=== Selection ===
>>>>>
1.The applicant's complaint of sexual harassment is substantiated as against the second respondent.

2.The applicant's complaint of sexual harassment is dismissed as against the first respondent.

3.The second respondent is to pay the sum of $10,000 to the applicant.

Catchwords:
Anti-Discrimination - sexual harassment - provision by a co-worker of a document containing graphic descriptions of sexual acts - "conduct of a sexual nature" - not authorised by employer - employer took sufficient steps to avoid vicarious liability - damages.
Legislation Cited:
Anti-Discrimination Act 1977
Cases Cited:
Hunt v Rail Corporation of New South Wales [2007] NSWADT 152
Sharma v. QS Pty Ltd t/as KFC Punchbowl (EOD) [2010] NSWADTAP 22
Dee v Commissioner of Police and Anor [2003] NSWADT 217
Hooper v Mt Isa Mines Ltd (1997) EOC 93-879
Purvis v State of New South Wales (2003) 217 CLR 92
Zenkova v Al Fahdawi [2010] NSWADT 272
Category:
Principal judgment
Parties:
Catherine Cooper (Applicant)
Western NSW Local Health Network (First Respondent)
Colin Locke (Second Respondent)
Representation:
Counsel
Mr Hutchings (First Respondent)
Mr Manwaring (Second Respondent)
Applicant in person
McPhillamy & Co (First Respondent)
Campbell Paton & Taylor (Second Respondent)
File Number(s):
111032

REasons for decision

1J. Needham SC, Deputy President; N. Hiffernan, Non-Judicial Member; J. McClelland, Non-Judicial Member:-

2Ms Catherine Cooper made a complaint to the President of the Anti-Discrimination Board on 26 November 2010. In her complaint she said that she was sexually harassed and discriminated against on the basis of her sex in the context of her employment. She named as the persons responsible as Mr Colin Locke, the second respondent, and their mutual employer, then known as the Western NSW Local Health Network (formerly the Greater Western Area Health Service, and now known as the Western NSW Local Health District - to be referred to in this decision as the LHN, or Local Health Network), the first respondent.

3The complaint was unable to be resolved by way of conciliation, and on 4 April 2011 the applicant requested that the matter be referred to this Tribunal.

4The matter came on for hearing in Orange (after a previous vacation of hearing dates) on 17 and 18 October 2011. At the hearing it was noted that the complaint which had been referred to the Tribunal was one of sexual harassment only and that the discrimination case was not to be maintained at the hearing.

The conduct complained of

5Much about the incident giving rise to Ms Cooper's complaint is non-controversial. She alleges, and it is admitted by all parties, that on 13 October 2010 she was attending a staff training day. Mr Locke was also attending that training day. She and Mr Locke had been colleagues for some time and also, to some extent, friends. At the conclusion of the training, and prior to a dinner, Mr Locke handed Ms Cooper a folded piece of paper. She says that she read it later in her hotel room.

6There is some controversy about what was said when she was handed the paper, and the circumstances in which she was given it. The varying versions will be dealt with below.

7The paper contained extremely sexually explicit material, with no images. It was printed on a blank sheet of paper and it was not immediately clear whether it was a communication originally intended to be for Ms Cooper from Mr Locke or not. It appeared to be a reprint of part of an email as it commenced with "Subject:" but there was no indication of who had written it, nor of to whom it had been written.
<<<<<
=== Given request a ===
Return the stretch of the listing from the line containing "- y-tick-label: 60: [317, 126, 331, 141]" through the line containing "- x-tick-label: Large seed: [358, 282, 422, 296]", character for character.

=== Task data ===
>>>>>
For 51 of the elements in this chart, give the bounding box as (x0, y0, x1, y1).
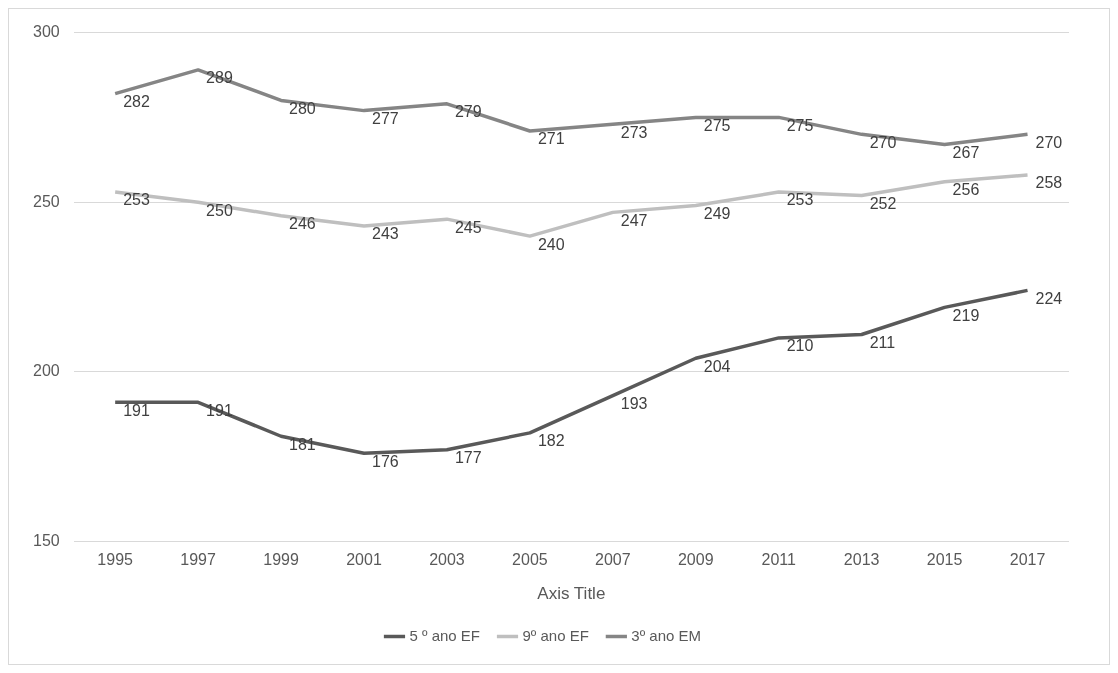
x-tick-label: 2003 (429, 551, 465, 569)
data-label: 210 (786, 337, 814, 355)
legend-label: 5 º ano EF (409, 626, 481, 644)
x-tick-label: 2005 (512, 551, 548, 569)
y-tick-label: 250 (32, 192, 60, 210)
data-label: 176 (371, 452, 399, 470)
data-label: 246 (289, 215, 316, 233)
data-label: 275 (703, 116, 731, 134)
data-label: 243 (371, 225, 399, 243)
data-label: 271 (537, 130, 565, 148)
data-label: 282 (123, 93, 150, 111)
data-label: 219 (952, 306, 980, 324)
data-label: 191 (123, 401, 150, 419)
data-label: 256 (952, 181, 980, 199)
data-label: 193 (620, 394, 648, 412)
data-label: 211 (869, 333, 896, 351)
data-label: 245 (454, 218, 482, 236)
x-tick-label: 2015 (926, 551, 963, 569)
data-label: 280 (289, 99, 316, 117)
data-label: 250 (206, 201, 233, 219)
data-label: 270 (1035, 133, 1063, 151)
data-label: 249 (703, 205, 731, 222)
data-label: 253 (123, 191, 150, 209)
x-tick-label: 2017 (1009, 551, 1046, 569)
legend-label: 9º ano EF (522, 626, 589, 644)
x-tick-label: 2011 (761, 551, 797, 569)
data-label: 270 (869, 133, 897, 151)
x-tick-label: 2001 (346, 551, 382, 569)
x-tick-label: 2009 (677, 551, 714, 569)
x-axis-title: Axis Title (537, 584, 606, 604)
data-label: 182 (537, 432, 565, 450)
data-label: 224 (1035, 289, 1063, 307)
data-label: 277 (371, 110, 399, 128)
data-label: 240 (537, 235, 565, 253)
data-label: 247 (620, 211, 648, 229)
x-tick-label: 2007 (595, 551, 631, 569)
x-tick-label: 1999 (263, 551, 299, 569)
data-label: 258 (1035, 174, 1063, 192)
y-tick-label: 200 (32, 362, 60, 380)
data-label: 267 (952, 143, 980, 161)
x-tick-label: 2013 (843, 551, 880, 569)
data-label: 253 (786, 191, 814, 209)
x-tick-label: 1995 (97, 551, 134, 569)
data-label: 252 (869, 194, 897, 212)
y-tick-label: 150 (32, 531, 60, 549)
data-label: 177 (454, 449, 482, 467)
data-label: 204 (703, 357, 731, 375)
x-tick-label: 1997 (180, 551, 217, 569)
y-tick-label: 300 (32, 23, 60, 41)
data-label: 273 (620, 123, 648, 141)
legend-label: 3º ano EM (631, 626, 702, 644)
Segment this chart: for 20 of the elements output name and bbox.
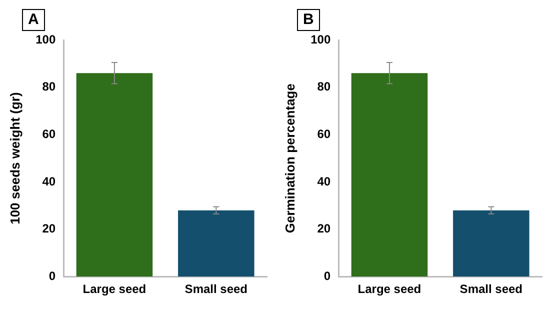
- y-tick-label: 60: [317, 126, 331, 141]
- y-tick-label: 80: [42, 80, 56, 94]
- y-axis-title: Germination percentage: [282, 84, 298, 234]
- y-tick-label: 60: [42, 126, 56, 141]
- x-tick-label: Small seed: [460, 282, 523, 296]
- chart-title: A: [22, 9, 45, 31]
- y-tick-label: 100: [36, 32, 56, 46]
- y-axis-title: 100 seeds weight (gr): [7, 92, 22, 224]
- y-tick-label: 80: [317, 80, 331, 94]
- y-tick-label: 40: [42, 174, 56, 188]
- y-tick-label: 100: [310, 32, 331, 46]
- x-tick-label: Large seed: [82, 282, 146, 296]
- x-tick-label: Large seed: [358, 282, 422, 296]
- y-tick-label: 0: [48, 268, 56, 283]
- y-tick-label: 20: [317, 222, 331, 236]
- x-tick-label: Small seed: [184, 282, 248, 296]
- y-tick-label: 40: [317, 174, 331, 188]
- y-tick-label: 20: [42, 222, 56, 236]
- chart-title: B: [297, 9, 320, 31]
- y-tick-label: 0: [324, 268, 331, 283]
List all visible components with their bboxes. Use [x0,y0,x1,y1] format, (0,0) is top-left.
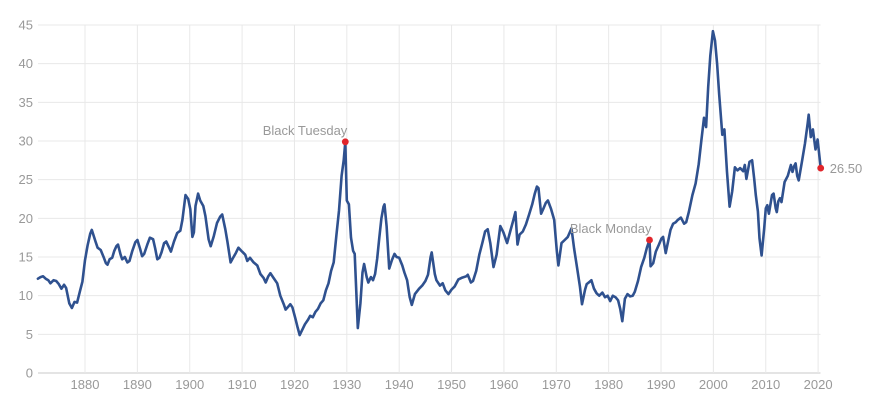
<<<<<
=== Given request b ===
Retype the stretch of the harassment decision from "Western NSW Local Health Network (First" through "Taylor (Second Respondent)" exactly.

=== Exercise result a ===
- y-tick-label: 60: [317, 126, 331, 141]
- y-tick-label: 80: [42, 80, 56, 94]
- y-axis-title: Germination percentage: [282, 84, 298, 234]
- y-tick-label: 60: [42, 126, 56, 141]
- x-tick-label: Small seed: [460, 282, 523, 296]
- chart-title: A: [22, 9, 45, 31]
- y-tick-label: 100: [36, 32, 56, 46]
- y-axis-title: 100 seeds weight (gr): [7, 92, 22, 224]
- y-tick-label: 80: [317, 80, 331, 94]
- y-tick-label: 40: [42, 174, 56, 188]
- y-tick-label: 100: [310, 32, 331, 46]
- x-tick-label: Large seed: [82, 282, 146, 296]
- x-tick-label: Large seed: [358, 282, 422, 296]

=== Exercise result b ===
Western NSW Local Health Network (First Respondent)
Colin Locke (Second Respondent)
Representation:
Counsel
Mr Hutchings (First Respondent)
Mr Manwaring (Second Respondent)
Applicant in person
McPhillamy & Co (First Respondent)
Campbell Paton & Taylor (Second Respondent)